> [Task description]: Put the entries from the line with "quest-item-haigemu[interactable]: 海格姆(已完成) [198, 114, 478, 170]" to the line with "quest-item-jitabu[interactable]: 基塔布(已完成) [198, 303, 478, 359]" into a JSON list of strings, one string per line, leaving out any blank lines.

> [Stored records]:
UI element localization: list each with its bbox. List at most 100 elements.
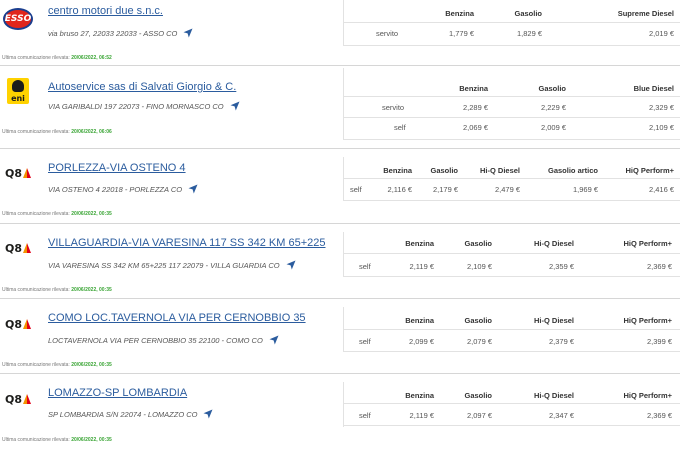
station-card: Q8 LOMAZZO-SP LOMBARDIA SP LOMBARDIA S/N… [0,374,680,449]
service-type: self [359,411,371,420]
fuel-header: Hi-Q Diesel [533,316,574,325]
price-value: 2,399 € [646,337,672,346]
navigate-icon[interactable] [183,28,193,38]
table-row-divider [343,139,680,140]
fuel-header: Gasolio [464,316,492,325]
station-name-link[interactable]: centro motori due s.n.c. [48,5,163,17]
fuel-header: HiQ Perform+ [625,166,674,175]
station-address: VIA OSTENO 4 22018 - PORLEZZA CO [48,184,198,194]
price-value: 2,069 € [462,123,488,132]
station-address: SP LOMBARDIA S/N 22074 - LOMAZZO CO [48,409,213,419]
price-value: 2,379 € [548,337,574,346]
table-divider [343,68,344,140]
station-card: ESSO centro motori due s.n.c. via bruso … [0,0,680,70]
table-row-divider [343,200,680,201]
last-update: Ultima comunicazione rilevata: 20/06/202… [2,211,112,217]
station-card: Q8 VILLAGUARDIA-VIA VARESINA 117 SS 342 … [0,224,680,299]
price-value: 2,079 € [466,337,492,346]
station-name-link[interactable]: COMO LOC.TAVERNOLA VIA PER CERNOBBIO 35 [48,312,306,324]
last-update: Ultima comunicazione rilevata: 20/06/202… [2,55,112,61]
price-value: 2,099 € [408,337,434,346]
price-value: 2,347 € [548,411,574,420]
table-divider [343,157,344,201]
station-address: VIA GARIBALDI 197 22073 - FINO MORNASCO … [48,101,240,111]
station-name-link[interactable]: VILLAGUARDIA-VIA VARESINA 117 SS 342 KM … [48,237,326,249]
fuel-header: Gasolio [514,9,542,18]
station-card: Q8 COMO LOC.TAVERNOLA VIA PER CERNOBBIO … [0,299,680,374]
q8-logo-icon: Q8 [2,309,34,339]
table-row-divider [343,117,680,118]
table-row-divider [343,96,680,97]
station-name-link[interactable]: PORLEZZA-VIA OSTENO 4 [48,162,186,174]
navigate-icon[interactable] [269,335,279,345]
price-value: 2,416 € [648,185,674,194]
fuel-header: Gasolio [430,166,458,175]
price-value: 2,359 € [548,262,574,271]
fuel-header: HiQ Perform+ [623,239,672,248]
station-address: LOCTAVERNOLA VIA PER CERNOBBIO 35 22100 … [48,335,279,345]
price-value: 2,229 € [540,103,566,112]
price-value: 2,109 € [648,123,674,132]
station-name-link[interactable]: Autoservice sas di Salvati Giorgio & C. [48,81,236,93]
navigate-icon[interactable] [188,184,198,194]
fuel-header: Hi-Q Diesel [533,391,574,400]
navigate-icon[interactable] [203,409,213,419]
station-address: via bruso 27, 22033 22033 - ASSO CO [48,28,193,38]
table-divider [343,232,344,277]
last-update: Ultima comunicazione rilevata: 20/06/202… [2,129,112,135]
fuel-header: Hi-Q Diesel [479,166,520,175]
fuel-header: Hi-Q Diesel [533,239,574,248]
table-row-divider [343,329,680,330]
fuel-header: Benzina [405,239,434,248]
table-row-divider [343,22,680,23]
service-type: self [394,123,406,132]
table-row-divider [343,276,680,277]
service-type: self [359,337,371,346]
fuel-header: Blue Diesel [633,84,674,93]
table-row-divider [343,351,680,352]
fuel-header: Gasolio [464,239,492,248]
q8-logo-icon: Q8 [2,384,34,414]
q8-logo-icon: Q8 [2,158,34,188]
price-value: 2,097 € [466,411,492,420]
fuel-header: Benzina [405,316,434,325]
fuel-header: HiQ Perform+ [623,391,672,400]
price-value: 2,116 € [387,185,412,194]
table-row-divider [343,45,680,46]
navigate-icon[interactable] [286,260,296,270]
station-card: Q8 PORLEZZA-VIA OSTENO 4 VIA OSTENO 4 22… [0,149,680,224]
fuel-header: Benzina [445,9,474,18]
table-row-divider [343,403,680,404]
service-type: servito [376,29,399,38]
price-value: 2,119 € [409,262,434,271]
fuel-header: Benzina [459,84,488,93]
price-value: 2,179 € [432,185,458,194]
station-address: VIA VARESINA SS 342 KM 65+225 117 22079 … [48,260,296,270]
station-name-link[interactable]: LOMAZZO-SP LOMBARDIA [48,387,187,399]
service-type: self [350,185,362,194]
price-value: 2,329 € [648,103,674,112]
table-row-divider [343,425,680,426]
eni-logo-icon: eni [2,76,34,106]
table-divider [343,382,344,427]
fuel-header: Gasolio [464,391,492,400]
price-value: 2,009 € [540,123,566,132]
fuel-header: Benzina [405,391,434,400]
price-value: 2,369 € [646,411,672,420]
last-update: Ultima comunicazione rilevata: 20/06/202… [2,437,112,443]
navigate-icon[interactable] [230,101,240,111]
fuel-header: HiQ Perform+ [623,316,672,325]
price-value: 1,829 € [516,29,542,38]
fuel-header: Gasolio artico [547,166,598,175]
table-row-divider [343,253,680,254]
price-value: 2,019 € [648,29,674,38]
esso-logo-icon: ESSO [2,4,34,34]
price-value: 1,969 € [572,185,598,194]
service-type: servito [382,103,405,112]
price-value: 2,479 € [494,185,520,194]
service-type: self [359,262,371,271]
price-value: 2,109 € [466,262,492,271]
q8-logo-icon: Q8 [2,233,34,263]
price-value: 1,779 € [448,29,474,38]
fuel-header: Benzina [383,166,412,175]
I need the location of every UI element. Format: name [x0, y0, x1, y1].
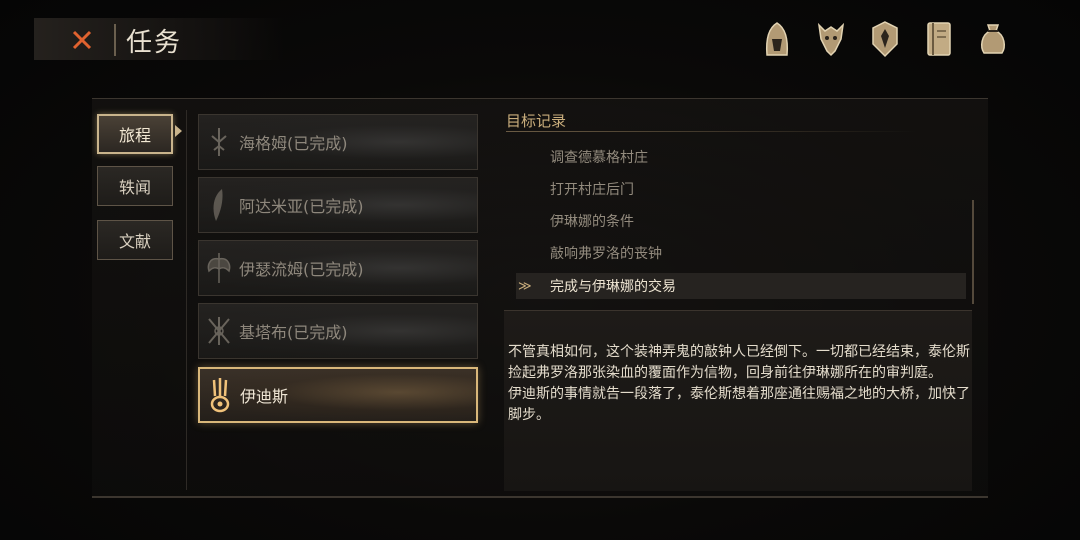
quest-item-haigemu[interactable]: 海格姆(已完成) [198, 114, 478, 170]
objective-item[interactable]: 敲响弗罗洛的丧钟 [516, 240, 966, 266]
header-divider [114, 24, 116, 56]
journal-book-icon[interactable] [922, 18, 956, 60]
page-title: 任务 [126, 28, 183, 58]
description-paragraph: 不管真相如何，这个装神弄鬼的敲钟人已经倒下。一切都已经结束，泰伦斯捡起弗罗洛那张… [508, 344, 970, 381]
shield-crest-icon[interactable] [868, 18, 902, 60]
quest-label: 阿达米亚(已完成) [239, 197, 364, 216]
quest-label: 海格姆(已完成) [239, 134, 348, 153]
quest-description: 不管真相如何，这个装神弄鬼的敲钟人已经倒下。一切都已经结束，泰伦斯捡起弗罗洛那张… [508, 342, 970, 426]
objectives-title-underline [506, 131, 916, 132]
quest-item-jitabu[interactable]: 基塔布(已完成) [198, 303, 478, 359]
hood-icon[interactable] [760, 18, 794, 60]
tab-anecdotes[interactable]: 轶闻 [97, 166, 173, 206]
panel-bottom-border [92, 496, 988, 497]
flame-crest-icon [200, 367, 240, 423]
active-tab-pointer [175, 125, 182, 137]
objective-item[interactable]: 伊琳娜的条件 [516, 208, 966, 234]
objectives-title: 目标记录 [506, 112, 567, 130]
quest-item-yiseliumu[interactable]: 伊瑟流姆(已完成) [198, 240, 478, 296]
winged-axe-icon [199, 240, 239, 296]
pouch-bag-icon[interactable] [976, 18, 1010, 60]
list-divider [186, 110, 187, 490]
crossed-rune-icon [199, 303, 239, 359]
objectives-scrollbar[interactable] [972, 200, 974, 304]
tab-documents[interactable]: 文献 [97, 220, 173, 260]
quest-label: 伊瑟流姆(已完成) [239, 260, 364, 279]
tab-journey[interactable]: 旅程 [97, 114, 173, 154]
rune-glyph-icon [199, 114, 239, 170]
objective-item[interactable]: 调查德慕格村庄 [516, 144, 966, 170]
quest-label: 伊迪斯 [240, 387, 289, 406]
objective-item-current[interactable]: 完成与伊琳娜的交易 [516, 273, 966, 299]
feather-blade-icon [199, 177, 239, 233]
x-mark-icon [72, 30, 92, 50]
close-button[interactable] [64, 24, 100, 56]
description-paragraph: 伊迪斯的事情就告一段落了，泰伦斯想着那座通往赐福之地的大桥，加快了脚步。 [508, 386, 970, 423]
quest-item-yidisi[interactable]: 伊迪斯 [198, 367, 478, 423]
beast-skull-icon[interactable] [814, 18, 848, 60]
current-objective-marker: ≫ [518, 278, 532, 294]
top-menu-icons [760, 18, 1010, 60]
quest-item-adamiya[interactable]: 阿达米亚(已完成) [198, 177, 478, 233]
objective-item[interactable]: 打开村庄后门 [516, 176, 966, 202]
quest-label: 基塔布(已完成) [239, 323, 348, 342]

> [Reply to the exercise]:
[
  "quest-item-haigemu[interactable]: 海格姆(已完成) [198, 114, 478, 170]",
  "objective-item[interactable]: 敲响弗罗洛的丧钟 [516, 240, 966, 266]",
  "header-divider [114, 24, 116, 56]",
  "journal-book-icon[interactable] [922, 18, 956, 60]",
  "page-title: 任务 [126, 28, 183, 58]",
  "description-paragraph: 不管真相如何，这个装神弄鬼的敲钟人已经倒下。一切都已经结束，泰伦斯捡起弗罗洛那张… [508, 344, 970, 381]",
  "shield-crest-icon[interactable] [868, 18, 902, 60]",
  "quest-label: 阿达米亚(已完成) [239, 197, 364, 216]",
  "quest-label: 海格姆(已完成) [239, 134, 348, 153]",
  "quest-description: 不管真相如何，这个装神弄鬼的敲钟人已经倒下。一切都已经结束，泰伦斯捡起弗罗洛那张… [508, 342, 970, 426]",
  "objectives-title-underline [506, 131, 916, 132]",
  "quest-item-jitabu[interactable]: 基塔布(已完成) [198, 303, 478, 359]"
]